Objective: Lines containing the string "name" are to be counted; report only how many there are.

Records supplied:
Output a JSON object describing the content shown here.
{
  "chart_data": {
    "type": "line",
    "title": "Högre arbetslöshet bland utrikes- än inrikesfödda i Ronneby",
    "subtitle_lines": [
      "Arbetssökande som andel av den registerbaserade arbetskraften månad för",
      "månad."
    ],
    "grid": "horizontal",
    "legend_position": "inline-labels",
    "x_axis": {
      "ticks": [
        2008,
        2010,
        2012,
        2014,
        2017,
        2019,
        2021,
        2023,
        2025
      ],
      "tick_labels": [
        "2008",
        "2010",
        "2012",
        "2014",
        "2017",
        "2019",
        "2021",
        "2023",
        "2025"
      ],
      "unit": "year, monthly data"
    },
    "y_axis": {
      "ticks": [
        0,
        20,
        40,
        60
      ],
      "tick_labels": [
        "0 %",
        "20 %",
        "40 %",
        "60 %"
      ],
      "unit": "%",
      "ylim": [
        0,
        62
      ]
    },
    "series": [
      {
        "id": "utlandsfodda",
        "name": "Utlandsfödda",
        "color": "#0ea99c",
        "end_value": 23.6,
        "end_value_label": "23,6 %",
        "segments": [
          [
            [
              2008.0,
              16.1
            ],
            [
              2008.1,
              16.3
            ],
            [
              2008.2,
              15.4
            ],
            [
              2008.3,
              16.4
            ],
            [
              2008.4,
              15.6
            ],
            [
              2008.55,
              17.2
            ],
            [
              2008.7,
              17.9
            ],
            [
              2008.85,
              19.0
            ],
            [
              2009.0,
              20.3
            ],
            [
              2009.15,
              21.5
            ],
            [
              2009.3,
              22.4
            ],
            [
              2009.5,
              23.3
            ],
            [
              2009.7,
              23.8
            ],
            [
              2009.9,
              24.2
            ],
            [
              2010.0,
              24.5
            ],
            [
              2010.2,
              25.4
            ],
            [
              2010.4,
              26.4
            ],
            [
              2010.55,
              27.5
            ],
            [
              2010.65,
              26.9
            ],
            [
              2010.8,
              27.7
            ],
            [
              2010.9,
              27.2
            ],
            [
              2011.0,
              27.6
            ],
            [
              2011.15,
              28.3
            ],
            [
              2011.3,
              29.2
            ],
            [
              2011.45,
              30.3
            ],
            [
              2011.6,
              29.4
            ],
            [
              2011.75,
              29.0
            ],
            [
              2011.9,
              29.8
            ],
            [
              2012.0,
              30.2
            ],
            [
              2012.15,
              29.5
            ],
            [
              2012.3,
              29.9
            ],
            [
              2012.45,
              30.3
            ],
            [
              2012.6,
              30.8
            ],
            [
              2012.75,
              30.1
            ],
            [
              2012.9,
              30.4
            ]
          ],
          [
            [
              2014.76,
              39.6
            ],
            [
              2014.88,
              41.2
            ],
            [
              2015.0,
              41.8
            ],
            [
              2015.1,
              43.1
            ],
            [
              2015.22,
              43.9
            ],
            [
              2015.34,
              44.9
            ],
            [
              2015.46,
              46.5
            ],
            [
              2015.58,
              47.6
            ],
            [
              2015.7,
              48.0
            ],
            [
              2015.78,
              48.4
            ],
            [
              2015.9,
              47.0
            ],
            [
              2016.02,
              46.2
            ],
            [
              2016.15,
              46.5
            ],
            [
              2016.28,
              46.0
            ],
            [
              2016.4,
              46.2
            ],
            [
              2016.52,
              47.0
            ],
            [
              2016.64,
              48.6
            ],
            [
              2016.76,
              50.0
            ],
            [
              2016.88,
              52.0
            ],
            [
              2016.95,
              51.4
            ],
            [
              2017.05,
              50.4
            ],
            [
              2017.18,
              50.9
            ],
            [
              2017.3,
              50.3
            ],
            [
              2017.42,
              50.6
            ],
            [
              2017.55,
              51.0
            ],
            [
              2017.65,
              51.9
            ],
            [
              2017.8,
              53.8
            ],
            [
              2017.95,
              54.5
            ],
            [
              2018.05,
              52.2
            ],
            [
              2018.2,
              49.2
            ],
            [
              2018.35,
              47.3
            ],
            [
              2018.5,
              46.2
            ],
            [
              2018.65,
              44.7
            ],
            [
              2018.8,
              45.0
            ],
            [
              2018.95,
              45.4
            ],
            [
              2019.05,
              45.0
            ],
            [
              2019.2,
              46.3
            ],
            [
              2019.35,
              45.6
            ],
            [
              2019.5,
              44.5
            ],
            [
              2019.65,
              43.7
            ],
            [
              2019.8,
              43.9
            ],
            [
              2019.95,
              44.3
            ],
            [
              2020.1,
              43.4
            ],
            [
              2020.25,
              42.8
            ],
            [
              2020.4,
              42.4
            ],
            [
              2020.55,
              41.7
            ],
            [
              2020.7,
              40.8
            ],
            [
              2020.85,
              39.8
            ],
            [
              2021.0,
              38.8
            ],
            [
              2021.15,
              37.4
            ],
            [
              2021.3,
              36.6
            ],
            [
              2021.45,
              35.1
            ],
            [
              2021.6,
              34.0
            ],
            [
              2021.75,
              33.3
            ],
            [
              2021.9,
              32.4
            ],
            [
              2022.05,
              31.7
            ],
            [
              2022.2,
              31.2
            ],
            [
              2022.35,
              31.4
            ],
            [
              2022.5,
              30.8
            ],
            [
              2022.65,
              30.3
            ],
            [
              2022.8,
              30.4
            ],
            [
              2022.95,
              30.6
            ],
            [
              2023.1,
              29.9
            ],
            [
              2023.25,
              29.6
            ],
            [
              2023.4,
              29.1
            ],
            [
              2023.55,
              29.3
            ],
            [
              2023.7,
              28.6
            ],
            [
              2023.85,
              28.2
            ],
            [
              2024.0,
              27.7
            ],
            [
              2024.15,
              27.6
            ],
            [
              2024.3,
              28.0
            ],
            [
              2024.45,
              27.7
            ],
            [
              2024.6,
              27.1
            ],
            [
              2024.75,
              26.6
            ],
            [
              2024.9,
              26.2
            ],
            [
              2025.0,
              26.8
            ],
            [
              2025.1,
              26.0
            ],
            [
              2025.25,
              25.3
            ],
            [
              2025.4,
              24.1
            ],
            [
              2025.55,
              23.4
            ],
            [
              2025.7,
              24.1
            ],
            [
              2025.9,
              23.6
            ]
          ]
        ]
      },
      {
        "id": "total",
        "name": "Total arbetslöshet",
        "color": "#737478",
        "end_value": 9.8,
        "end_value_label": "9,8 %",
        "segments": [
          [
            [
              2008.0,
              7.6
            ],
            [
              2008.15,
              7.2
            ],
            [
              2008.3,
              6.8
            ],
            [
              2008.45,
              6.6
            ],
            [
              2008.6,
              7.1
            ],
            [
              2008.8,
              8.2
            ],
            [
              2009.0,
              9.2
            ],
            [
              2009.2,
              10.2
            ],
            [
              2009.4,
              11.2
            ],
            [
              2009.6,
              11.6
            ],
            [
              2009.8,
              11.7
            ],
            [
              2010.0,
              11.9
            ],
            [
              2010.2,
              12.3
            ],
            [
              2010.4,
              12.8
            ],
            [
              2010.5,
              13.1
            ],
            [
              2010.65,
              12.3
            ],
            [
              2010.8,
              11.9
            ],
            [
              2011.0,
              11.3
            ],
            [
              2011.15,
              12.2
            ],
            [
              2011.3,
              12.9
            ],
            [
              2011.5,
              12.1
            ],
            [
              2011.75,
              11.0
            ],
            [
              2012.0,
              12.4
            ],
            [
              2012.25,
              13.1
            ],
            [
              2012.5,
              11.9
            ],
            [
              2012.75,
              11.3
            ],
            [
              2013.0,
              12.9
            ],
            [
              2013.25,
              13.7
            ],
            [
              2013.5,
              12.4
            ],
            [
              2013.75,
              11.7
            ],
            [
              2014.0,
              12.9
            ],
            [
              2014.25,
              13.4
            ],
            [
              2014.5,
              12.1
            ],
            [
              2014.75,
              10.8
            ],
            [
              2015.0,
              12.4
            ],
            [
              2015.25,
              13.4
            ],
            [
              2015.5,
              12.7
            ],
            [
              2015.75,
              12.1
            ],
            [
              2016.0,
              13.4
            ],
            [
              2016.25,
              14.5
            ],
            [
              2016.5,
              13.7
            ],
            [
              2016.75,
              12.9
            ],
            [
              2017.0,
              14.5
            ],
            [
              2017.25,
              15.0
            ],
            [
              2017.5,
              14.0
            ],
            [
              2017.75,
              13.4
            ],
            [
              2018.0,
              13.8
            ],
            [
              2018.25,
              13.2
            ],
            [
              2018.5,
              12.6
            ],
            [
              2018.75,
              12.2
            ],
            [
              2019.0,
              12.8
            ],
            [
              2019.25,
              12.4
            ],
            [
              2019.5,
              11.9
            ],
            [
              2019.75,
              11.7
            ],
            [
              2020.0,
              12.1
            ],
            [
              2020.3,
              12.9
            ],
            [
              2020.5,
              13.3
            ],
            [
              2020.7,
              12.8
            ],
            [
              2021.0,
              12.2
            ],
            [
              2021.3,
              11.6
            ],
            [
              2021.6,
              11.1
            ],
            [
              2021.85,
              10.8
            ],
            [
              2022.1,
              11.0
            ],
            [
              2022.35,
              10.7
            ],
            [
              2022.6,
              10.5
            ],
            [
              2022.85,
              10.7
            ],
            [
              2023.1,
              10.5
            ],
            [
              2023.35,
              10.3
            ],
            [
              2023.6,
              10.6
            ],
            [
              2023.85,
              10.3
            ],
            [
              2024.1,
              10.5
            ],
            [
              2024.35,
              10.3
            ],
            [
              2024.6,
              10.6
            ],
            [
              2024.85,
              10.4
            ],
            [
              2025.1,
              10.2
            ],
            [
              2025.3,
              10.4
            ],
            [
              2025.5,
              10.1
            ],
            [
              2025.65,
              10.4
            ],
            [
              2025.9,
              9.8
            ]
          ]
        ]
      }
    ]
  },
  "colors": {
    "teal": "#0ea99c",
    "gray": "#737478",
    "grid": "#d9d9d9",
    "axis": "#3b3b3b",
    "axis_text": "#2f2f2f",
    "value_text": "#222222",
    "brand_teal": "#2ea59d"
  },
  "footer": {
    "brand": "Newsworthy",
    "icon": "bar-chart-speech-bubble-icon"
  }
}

Expected answer: 2